**Instructions to follow:** Transcribe all the records with complete accuracy.
** Begin Data provided **
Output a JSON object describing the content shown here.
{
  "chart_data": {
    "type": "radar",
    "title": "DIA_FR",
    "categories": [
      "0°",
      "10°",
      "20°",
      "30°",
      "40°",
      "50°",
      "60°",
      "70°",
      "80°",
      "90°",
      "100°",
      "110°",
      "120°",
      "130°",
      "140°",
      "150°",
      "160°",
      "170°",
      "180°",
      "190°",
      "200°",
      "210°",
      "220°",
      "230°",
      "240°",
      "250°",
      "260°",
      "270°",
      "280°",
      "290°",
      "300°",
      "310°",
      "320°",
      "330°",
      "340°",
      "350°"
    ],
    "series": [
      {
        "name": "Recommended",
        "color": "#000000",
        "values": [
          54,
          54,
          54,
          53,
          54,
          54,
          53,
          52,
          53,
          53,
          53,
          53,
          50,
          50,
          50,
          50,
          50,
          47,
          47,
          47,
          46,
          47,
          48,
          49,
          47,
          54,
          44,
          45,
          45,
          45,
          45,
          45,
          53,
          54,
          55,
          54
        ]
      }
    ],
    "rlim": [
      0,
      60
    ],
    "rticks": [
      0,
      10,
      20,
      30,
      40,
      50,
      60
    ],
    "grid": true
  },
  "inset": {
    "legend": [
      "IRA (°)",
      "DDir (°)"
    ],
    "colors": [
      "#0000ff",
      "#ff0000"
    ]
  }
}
** End Data provided **
**In response:**
Output a JSON object describing the content shown here.
{
  "chart_data": {
    "type": "radar",
    "title": "DIA_FR",
    "categories": [
      "0°",
      "10°",
      "20°",
      "30°",
      "40°",
      "50°",
      "60°",
      "70°",
      "80°",
      "90°",
      "100°",
      "110°",
      "120°",
      "130°",
      "140°",
      "150°",
      "160°",
      "170°",
      "180°",
      "190°",
      "200°",
      "210°",
      "220°",
      "230°",
      "240°",
      "250°",
      "260°",
      "270°",
      "280°",
      "290°",
      "300°",
      "310°",
      "320°",
      "330°",
      "340°",
      "350°"
    ],
    "series": [
      {
        "name": "Recommended",
        "color": "#000000",
        "values": [
          54,
          54,
          54,
          53,
          54,
          54,
          53,
          52,
          53,
          53,
          53,
          53,
          50,
          50,
          50,
          50,
          50,
          47,
          47,
          47,
          46,
          47,
          48,
          49,
          47,
          54,
          44,
          45,
          45,
          45,
          45,
          45,
          53,
          54,
          55,
          54
        ]
      }
    ],
    "rlim": [
      0,
      60
    ],
    "rticks": [
      0,
      10,
      20,
      30,
      40,
      50,
      60
    ],
    "grid": true
  },
  "inset": {
    "legend": [
      "IRA (°)",
      "DDir (°)"
    ],
    "colors": [
      "#0000ff",
      "#ff0000"
    ]
  }
}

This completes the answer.